Exactly repeat the material, dropping only the pictures.

↓↓↓

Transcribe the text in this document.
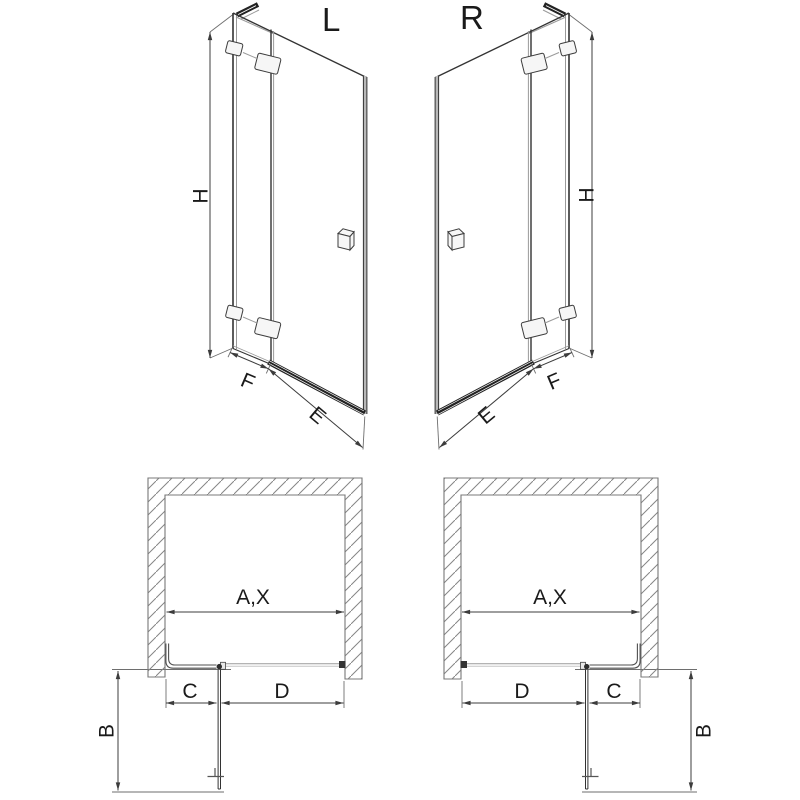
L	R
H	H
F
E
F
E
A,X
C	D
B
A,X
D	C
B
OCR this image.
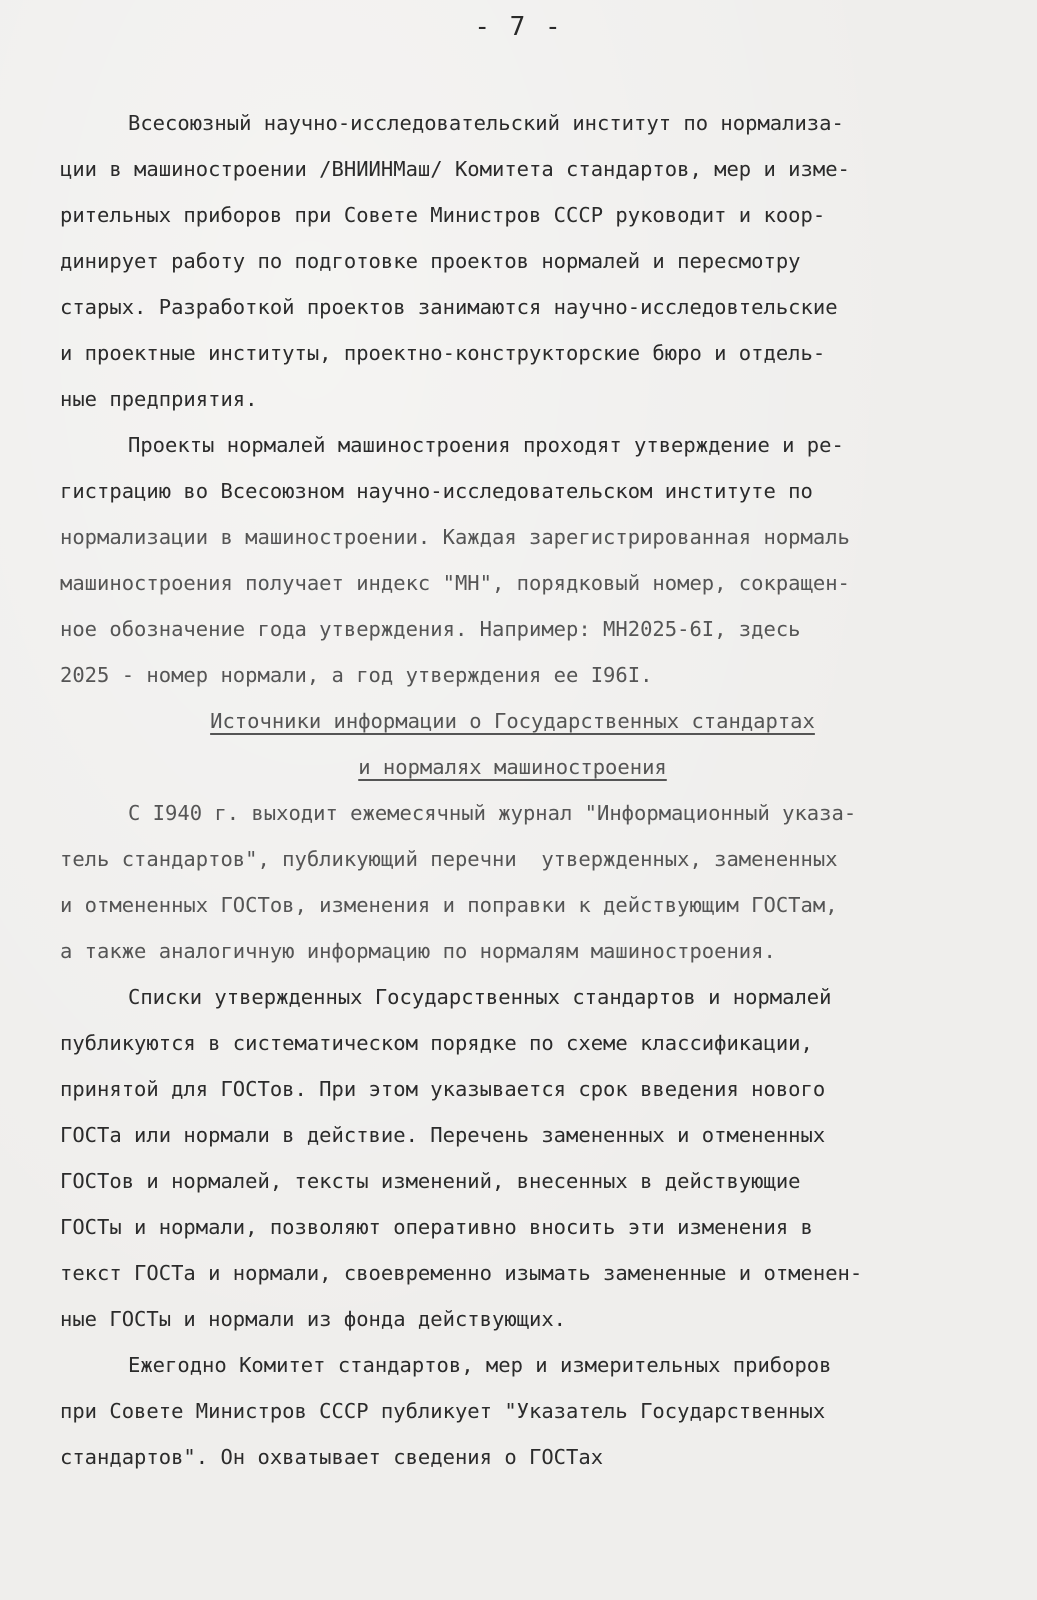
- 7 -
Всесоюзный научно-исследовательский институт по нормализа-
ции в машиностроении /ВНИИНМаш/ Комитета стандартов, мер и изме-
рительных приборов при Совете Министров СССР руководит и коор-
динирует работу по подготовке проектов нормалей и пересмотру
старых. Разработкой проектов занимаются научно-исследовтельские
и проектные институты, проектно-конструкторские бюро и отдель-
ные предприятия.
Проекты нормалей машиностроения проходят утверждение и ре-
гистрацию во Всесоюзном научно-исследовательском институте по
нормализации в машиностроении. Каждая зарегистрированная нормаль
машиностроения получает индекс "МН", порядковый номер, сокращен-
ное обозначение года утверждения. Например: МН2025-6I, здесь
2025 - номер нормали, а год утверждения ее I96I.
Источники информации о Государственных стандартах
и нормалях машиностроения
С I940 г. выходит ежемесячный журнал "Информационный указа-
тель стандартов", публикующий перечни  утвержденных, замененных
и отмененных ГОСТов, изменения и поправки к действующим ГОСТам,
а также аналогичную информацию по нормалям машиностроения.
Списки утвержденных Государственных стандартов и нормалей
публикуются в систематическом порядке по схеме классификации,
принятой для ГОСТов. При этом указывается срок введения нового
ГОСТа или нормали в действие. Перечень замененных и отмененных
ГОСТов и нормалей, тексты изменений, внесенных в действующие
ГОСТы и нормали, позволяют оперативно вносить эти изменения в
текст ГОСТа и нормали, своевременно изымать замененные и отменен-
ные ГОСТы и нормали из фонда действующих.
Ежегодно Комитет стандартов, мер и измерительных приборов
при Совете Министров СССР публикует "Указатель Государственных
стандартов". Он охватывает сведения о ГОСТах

↑↑↑

» **Solved exercise**:
Transcribe the text in this document.
L	R
H	H
F
E
F
E
A,X
C	D
B
A,X
D	C
B
OCR this image.
- 7 -
Всесоюзный научно-исследовательский институт по нормализа-
ции в машиностроении /ВНИИНМаш/ Комитета стандартов, мер и изме-
рительных приборов при Совете Министров СССР руководит и коор-
динирует работу по подготовке проектов нормалей и пересмотру
старых. Разработкой проектов занимаются научно-исследовтельские
и проектные институты, проектно-конструкторские бюро и отдель-
ные предприятия.
Проекты нормалей машиностроения проходят утверждение и ре-
гистрацию во Всесоюзном научно-исследовательском институте по
нормализации в машиностроении. Каждая зарегистрированная нормаль
машиностроения получает индекс "МН", порядковый номер, сокращен-
ное обозначение года утверждения. Например: МН2025-6I, здесь
2025 - номер нормали, а год утверждения ее I96I.
Источники информации о Государственных стандартах
и нормалях машиностроения
С I940 г. выходит ежемесячный журнал "Информационный указа-
тель стандартов", публикующий перечни  утвержденных, замененных
и отмененных ГОСТов, изменения и поправки к действующим ГОСТам,
а также аналогичную информацию по нормалям машиностроения.
Списки утвержденных Государственных стандартов и нормалей
публикуются в систематическом порядке по схеме классификации,
принятой для ГОСТов. При этом указывается срок введения нового
ГОСТа или нормали в действие. Перечень замененных и отмененных
ГОСТов и нормалей, тексты изменений, внесенных в действующие
ГОСТы и нормали, позволяют оперативно вносить эти изменения в
текст ГОСТа и нормали, своевременно изымать замененные и отменен-
ные ГОСТы и нормали из фонда действующих.
Ежегодно Комитет стандартов, мер и измерительных приборов
при Совете Министров СССР публикует "Указатель Государственных
стандартов". Он охватывает сведения о ГОСТах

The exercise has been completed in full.